+++ Source material
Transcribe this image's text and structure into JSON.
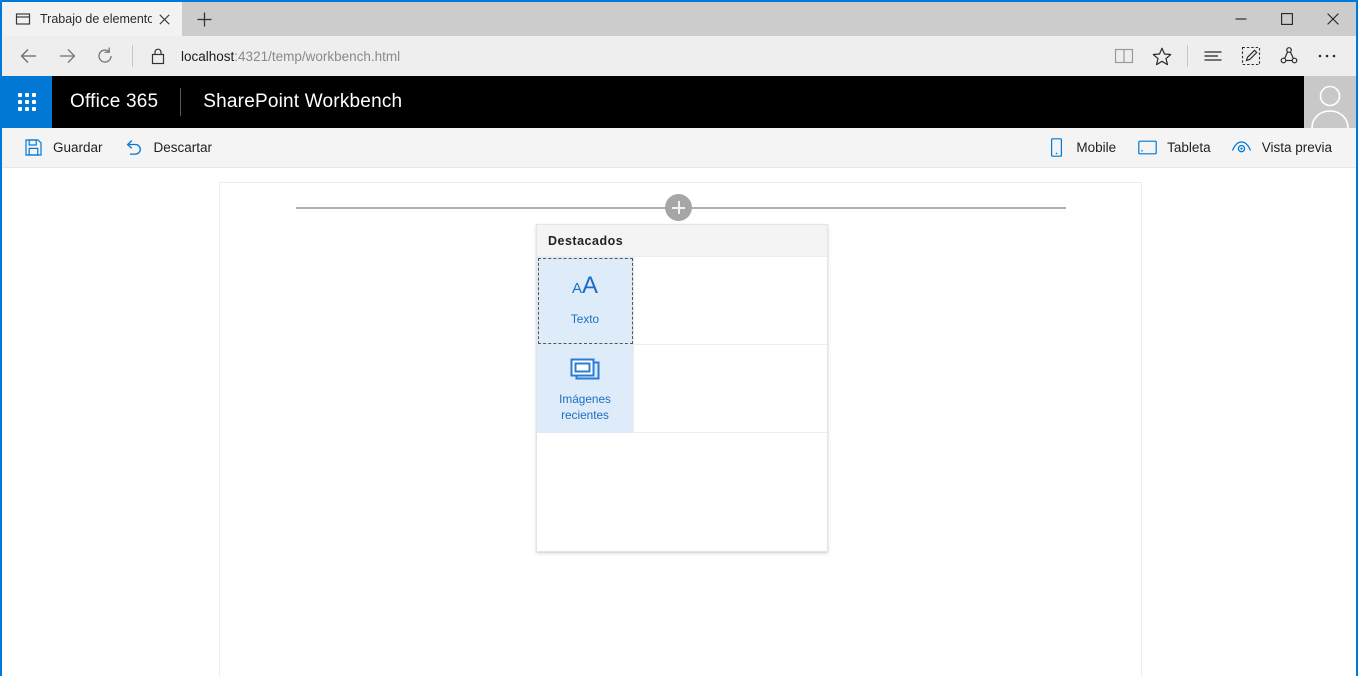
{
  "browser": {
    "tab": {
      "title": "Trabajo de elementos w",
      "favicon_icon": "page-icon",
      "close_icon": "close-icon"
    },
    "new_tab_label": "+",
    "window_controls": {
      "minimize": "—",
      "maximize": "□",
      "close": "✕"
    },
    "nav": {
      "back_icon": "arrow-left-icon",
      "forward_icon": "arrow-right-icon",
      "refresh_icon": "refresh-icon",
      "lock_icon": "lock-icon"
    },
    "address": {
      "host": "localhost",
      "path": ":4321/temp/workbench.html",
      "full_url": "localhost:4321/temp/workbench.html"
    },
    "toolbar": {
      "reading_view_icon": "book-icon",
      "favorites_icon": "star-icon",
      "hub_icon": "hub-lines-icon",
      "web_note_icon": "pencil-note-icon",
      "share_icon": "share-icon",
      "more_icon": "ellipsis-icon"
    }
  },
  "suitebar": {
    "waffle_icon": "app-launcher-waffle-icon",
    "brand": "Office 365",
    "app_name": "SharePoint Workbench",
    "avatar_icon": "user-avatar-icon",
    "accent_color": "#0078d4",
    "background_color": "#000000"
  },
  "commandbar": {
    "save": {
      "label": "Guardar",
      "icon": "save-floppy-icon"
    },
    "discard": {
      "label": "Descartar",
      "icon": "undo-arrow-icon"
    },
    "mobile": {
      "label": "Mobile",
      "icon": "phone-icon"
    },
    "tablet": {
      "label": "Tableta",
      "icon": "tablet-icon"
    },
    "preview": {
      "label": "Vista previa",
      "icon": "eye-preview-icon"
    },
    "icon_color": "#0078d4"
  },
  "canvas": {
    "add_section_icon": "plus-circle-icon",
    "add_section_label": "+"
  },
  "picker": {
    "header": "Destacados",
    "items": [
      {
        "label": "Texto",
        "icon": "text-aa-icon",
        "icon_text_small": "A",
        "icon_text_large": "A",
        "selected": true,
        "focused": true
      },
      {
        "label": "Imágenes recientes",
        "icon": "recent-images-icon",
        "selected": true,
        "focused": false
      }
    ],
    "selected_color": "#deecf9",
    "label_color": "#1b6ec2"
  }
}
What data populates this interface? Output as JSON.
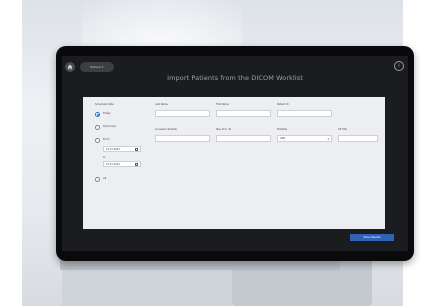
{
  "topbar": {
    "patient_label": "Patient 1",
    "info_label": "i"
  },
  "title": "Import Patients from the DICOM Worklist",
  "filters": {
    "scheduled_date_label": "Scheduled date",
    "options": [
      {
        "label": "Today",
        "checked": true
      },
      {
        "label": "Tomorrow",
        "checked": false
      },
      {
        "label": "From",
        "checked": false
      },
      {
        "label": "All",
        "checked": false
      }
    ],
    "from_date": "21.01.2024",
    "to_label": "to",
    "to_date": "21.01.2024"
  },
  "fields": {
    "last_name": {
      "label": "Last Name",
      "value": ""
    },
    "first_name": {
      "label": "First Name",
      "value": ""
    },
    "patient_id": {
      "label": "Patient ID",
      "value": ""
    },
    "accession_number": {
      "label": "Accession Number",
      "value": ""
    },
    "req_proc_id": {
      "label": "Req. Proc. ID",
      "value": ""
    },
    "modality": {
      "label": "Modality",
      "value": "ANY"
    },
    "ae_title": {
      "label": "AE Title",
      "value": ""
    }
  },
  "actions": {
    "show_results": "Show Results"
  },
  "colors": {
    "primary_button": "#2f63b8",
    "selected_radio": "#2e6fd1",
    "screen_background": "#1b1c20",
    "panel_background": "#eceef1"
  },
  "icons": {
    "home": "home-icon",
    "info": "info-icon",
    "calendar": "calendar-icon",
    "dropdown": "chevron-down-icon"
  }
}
++++++
Task directions: Write out again the lines from the one with "What data populates" through the end of the records exactly, without any of the pictures.

Answer to the problem:
What data populates this interface? Output as JSON.
{
  "topbar": {
    "patient_label": "Patient 1",
    "info_label": "i"
  },
  "title": "Import Patients from the DICOM Worklist",
  "filters": {
    "scheduled_date_label": "Scheduled date",
    "options": [
      {
        "label": "Today",
        "checked": true
      },
      {
        "label": "Tomorrow",
        "checked": false
      },
      {
        "label": "From",
        "checked": false
      },
      {
        "label": "All",
        "checked": false
      }
    ],
    "from_date": "21.01.2024",
    "to_label": "to",
    "to_date": "21.01.2024"
  },
  "fields": {
    "last_name": {
      "label": "Last Name",
      "value": ""
    },
    "first_name": {
      "label": "First Name",
      "value": ""
    },
    "patient_id": {
      "label": "Patient ID",
      "value": ""
    },
    "accession_number": {
      "label": "Accession Number",
      "value": ""
    },
    "req_proc_id": {
      "label": "Req. Proc. ID",
      "value": ""
    },
    "modality": {
      "label": "Modality",
      "value": "ANY"
    },
    "ae_title": {
      "label": "AE Title",
      "value": ""
    }
  },
  "actions": {
    "show_results": "Show Results"
  },
  "colors": {
    "primary_button": "#2f63b8",
    "selected_radio": "#2e6fd1",
    "screen_background": "#1b1c20",
    "panel_background": "#eceef1"
  },
  "icons": {
    "home": "home-icon",
    "info": "info-icon",
    "calendar": "calendar-icon",
    "dropdown": "chevron-down-icon"
  }
}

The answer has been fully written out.